What to produce: Keep every line where the word "tián" appears; drop the rest.

################

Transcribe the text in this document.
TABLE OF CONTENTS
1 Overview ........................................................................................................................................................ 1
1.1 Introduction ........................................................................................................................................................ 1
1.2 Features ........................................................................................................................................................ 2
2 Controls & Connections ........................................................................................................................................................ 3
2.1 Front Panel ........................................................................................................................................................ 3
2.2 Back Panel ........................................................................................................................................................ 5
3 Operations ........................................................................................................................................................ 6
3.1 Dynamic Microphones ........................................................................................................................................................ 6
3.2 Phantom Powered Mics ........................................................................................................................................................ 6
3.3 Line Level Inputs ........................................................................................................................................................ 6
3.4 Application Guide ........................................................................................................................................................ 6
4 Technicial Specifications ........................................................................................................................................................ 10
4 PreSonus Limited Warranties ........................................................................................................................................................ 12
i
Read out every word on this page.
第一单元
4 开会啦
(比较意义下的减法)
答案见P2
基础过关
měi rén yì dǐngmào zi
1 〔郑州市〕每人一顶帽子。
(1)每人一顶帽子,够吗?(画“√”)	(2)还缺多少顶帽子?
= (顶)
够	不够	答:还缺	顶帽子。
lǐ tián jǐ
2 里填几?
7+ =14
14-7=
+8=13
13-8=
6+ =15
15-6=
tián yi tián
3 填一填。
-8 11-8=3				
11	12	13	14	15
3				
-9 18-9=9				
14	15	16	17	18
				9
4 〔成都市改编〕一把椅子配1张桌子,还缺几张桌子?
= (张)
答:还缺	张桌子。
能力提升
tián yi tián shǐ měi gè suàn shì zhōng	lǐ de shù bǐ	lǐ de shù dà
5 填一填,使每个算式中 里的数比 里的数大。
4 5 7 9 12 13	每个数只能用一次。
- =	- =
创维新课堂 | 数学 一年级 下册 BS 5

################

Solution to the problem:
lǐ tián jǐ
tián yi tián
tián yi tián shǐ měi gè suàn shì zhōng	lǐ de shù bǐ	lǐ de shù dà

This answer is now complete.